Stated goal: In the data below, locate each line with the word "copy" and list it.

Data excerpts:
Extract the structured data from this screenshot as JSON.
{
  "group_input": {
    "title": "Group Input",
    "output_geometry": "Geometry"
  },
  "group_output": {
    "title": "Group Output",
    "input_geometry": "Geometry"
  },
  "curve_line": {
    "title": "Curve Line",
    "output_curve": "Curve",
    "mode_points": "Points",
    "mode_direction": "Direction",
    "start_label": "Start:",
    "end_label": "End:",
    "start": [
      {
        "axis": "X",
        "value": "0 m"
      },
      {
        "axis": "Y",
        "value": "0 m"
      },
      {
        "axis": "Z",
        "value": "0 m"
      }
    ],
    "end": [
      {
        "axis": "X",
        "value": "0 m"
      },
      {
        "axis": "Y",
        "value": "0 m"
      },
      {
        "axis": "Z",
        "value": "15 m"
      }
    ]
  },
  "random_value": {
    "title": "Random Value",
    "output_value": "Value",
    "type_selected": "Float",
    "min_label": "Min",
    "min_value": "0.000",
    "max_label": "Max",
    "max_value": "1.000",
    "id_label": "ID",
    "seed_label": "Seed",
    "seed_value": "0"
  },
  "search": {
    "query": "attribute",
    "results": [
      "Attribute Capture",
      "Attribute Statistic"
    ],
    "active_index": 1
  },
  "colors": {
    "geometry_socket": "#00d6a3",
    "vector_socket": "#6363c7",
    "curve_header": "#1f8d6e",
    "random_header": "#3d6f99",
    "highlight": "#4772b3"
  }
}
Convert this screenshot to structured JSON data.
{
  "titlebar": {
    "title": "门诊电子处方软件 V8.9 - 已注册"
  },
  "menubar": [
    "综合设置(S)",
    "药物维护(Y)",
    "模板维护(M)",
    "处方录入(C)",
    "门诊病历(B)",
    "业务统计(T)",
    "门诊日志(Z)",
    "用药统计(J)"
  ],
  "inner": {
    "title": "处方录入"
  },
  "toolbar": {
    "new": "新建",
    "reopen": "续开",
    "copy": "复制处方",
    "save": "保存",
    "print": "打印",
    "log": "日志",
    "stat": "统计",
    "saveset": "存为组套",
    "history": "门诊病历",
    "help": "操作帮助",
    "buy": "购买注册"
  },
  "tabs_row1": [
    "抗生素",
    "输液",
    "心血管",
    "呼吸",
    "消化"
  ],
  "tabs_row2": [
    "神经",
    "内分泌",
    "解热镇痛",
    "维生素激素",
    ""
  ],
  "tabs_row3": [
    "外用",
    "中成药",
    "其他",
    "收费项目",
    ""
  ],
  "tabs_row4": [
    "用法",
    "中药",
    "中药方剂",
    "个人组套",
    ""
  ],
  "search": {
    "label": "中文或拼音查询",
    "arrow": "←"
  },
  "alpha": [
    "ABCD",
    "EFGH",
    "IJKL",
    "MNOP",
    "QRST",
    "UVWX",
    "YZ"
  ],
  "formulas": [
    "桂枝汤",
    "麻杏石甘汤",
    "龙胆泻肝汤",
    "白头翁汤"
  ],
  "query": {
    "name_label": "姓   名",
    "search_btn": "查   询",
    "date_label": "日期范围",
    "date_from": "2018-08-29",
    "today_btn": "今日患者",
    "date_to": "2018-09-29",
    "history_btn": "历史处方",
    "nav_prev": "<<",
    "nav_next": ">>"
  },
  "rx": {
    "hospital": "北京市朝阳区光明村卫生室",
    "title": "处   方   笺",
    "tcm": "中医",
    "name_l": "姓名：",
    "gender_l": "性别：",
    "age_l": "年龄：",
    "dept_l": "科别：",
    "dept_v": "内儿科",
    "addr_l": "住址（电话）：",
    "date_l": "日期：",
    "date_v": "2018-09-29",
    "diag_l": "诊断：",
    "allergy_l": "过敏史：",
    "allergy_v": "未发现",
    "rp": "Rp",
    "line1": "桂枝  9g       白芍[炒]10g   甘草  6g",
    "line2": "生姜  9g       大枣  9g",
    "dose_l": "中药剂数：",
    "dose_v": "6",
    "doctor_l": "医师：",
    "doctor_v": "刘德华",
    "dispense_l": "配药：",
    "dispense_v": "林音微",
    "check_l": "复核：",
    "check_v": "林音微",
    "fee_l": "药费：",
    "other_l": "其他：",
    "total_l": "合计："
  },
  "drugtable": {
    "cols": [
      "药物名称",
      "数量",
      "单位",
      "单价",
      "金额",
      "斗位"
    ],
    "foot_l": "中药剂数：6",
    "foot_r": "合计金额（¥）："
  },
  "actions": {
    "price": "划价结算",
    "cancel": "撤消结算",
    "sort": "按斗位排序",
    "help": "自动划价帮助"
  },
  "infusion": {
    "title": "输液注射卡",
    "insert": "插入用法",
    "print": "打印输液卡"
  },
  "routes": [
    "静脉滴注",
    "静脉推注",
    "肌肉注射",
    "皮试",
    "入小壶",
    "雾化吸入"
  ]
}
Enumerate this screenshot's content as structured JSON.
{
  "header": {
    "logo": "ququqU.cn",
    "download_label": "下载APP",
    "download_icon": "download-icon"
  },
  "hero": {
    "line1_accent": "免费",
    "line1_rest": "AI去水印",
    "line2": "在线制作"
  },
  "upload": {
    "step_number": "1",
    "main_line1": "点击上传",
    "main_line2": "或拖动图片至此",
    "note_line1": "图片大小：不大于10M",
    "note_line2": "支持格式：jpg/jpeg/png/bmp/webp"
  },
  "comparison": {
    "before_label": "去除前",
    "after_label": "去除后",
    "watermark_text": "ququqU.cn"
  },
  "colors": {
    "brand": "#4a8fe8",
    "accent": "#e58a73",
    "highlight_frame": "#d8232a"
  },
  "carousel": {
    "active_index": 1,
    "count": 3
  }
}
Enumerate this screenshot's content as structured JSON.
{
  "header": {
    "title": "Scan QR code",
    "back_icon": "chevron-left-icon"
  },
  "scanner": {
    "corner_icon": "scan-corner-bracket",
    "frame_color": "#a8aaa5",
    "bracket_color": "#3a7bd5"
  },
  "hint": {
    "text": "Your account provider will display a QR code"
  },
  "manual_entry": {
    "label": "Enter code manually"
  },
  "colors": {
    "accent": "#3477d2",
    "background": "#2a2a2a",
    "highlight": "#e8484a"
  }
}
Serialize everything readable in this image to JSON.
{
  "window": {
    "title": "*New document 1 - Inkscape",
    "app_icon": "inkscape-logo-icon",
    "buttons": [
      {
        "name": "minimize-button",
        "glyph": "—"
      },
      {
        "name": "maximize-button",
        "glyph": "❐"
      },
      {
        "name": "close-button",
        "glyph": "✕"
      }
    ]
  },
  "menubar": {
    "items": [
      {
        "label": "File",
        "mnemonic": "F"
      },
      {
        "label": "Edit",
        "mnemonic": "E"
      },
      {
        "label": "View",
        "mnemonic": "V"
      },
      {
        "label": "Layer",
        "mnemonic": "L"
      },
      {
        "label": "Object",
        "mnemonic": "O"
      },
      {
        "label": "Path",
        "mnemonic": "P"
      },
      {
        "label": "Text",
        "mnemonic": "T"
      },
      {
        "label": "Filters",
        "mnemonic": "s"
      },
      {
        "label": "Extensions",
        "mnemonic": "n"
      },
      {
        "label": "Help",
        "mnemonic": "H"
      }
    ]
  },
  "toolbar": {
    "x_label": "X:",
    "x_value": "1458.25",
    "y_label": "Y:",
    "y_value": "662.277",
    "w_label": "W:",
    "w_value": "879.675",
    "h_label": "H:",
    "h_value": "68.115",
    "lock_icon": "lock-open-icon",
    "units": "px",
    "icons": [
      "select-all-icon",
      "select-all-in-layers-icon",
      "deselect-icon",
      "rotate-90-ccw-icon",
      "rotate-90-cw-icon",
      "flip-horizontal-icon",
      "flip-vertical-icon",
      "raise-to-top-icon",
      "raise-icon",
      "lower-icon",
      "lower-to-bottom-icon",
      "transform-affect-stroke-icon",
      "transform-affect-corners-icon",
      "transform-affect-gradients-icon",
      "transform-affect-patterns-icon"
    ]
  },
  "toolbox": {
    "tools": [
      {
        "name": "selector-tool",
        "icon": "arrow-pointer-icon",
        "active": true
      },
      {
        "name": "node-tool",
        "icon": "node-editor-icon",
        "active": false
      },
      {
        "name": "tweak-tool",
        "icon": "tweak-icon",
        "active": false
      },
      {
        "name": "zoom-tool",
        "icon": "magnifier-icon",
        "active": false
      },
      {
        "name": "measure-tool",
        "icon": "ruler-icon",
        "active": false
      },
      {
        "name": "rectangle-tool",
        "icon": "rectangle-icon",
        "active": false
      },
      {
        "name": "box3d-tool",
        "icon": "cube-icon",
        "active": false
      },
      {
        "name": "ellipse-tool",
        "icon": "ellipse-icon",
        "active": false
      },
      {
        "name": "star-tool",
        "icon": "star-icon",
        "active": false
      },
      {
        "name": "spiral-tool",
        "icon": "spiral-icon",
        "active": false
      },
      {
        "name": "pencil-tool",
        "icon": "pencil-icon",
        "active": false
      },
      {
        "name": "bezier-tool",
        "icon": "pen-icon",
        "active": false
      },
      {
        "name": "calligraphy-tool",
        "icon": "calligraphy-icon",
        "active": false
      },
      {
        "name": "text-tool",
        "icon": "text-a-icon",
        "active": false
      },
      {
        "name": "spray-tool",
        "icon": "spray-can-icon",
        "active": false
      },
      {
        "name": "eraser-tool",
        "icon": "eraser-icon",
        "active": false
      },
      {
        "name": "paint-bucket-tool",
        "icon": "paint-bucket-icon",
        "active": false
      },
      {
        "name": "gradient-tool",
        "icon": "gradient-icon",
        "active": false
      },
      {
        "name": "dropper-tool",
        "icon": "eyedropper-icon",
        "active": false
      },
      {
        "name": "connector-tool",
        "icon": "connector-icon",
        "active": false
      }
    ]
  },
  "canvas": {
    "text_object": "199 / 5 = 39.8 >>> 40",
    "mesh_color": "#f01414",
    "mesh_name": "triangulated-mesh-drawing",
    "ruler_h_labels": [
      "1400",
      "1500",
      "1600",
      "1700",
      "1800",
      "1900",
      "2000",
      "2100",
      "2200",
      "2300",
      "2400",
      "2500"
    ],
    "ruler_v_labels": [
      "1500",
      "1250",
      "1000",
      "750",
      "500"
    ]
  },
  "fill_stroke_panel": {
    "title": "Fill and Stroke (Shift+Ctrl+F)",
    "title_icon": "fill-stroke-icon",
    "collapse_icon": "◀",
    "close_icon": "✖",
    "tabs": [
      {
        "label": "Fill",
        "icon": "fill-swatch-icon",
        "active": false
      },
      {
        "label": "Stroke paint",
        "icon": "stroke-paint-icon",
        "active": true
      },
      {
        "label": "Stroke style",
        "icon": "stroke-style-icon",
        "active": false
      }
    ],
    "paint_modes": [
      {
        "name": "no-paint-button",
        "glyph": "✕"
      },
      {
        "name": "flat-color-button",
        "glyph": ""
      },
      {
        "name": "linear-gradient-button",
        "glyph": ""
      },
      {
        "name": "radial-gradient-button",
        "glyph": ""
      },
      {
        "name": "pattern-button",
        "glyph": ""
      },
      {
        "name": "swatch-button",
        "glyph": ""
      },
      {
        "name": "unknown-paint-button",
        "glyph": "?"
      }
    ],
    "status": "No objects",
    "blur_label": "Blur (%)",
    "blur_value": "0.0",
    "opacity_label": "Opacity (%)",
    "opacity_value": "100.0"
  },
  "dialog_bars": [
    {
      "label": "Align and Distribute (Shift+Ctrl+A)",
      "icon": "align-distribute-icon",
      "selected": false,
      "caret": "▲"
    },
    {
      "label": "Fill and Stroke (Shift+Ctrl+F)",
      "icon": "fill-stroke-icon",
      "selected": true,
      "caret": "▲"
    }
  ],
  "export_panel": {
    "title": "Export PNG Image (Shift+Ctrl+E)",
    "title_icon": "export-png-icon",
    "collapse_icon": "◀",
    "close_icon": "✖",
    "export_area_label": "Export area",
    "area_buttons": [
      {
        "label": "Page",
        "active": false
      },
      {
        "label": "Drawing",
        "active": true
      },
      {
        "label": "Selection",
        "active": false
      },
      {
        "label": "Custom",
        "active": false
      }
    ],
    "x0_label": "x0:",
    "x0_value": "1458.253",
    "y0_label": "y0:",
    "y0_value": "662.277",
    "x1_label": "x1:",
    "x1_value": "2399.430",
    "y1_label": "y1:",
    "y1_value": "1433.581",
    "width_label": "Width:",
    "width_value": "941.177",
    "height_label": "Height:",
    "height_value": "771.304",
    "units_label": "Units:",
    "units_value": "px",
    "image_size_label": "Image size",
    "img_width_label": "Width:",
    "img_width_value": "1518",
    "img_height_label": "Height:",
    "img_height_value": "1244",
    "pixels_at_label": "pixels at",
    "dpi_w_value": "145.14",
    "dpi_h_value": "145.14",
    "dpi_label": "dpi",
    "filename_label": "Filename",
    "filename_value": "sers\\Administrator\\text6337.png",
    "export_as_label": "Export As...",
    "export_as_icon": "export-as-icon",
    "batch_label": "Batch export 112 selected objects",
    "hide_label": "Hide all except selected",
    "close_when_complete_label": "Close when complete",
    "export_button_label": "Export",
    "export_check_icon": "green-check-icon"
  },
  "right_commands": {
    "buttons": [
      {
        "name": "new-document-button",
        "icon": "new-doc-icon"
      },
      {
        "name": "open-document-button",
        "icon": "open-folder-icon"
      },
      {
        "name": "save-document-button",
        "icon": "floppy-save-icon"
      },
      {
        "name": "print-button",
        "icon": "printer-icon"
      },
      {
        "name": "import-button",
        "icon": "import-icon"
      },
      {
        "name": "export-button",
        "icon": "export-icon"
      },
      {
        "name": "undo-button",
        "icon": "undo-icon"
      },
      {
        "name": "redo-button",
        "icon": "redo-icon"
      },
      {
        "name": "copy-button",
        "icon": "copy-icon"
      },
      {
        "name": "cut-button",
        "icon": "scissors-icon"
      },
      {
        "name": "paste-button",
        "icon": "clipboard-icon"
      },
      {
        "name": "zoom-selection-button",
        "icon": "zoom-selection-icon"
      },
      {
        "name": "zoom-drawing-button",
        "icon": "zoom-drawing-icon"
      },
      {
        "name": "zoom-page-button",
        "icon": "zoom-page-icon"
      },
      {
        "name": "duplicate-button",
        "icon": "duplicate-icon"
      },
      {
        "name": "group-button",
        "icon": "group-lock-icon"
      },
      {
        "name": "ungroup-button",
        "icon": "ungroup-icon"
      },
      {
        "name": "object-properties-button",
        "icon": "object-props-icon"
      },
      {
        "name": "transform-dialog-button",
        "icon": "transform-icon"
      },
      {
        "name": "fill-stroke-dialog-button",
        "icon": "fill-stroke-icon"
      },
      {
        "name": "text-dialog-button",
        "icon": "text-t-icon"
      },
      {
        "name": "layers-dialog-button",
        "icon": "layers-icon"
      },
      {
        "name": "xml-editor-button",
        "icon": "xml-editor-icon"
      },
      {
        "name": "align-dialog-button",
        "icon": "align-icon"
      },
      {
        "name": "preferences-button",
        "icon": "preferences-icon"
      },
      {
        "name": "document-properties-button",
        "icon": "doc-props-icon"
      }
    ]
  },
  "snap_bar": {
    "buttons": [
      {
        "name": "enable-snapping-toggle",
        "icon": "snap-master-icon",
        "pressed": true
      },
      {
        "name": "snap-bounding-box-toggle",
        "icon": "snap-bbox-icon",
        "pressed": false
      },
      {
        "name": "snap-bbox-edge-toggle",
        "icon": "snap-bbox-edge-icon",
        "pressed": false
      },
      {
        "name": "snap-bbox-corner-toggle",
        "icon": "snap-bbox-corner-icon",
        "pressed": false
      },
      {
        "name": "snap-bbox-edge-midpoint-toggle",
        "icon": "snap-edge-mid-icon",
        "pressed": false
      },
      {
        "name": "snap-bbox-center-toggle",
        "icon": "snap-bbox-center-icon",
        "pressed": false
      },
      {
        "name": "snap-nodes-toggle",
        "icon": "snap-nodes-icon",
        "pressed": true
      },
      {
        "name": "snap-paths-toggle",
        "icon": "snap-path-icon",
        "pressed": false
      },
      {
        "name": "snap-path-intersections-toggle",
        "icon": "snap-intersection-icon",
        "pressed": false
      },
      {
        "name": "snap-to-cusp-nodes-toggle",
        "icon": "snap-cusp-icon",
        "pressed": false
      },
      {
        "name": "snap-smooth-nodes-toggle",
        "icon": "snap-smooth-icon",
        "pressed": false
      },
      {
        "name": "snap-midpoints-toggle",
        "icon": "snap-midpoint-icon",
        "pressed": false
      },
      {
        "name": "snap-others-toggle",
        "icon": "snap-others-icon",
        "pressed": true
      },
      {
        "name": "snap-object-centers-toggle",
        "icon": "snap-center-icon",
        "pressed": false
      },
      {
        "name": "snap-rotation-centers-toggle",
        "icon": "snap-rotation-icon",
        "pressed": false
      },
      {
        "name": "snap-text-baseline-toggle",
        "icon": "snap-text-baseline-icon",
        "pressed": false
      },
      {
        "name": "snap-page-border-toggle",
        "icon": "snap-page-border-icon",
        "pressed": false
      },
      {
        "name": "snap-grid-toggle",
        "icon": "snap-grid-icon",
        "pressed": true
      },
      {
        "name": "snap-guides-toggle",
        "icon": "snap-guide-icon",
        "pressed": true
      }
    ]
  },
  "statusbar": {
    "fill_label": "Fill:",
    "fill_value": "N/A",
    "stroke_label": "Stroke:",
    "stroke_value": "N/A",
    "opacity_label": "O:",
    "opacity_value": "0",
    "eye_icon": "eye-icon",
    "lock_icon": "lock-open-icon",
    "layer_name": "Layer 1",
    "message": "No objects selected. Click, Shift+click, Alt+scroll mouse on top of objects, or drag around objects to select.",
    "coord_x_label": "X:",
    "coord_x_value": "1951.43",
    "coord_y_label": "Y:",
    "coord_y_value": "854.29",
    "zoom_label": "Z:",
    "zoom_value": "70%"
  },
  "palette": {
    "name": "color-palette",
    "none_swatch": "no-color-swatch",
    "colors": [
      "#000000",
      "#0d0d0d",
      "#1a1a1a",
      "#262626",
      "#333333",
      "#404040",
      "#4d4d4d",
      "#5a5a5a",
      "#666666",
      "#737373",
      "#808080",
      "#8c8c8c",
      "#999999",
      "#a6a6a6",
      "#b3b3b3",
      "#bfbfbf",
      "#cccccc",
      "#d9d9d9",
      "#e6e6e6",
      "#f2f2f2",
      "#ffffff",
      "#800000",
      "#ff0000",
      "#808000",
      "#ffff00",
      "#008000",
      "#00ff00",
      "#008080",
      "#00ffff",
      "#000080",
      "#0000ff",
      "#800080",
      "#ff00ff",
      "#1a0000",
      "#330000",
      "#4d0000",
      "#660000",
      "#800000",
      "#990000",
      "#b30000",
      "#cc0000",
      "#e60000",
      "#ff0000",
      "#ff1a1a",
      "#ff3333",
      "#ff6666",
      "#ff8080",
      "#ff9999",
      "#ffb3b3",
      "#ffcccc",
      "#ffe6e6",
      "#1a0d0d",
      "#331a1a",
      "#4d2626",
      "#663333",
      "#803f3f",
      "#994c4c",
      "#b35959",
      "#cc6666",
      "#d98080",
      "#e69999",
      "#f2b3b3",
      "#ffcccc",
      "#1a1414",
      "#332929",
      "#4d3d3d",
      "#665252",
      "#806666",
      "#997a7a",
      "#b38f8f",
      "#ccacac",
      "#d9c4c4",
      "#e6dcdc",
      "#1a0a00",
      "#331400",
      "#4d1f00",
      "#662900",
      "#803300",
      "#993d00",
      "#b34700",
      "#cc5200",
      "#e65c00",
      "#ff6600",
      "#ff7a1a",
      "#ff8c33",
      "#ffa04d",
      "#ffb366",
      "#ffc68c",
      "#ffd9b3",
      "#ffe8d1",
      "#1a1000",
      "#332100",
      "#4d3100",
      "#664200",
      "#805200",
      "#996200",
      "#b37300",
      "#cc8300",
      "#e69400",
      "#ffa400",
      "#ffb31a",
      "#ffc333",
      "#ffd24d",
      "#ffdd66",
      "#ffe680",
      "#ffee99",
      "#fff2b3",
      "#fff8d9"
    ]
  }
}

Exercise solution:
    "copy": "复制处方",
        "name": "copy-button",
        "icon": "copy-icon"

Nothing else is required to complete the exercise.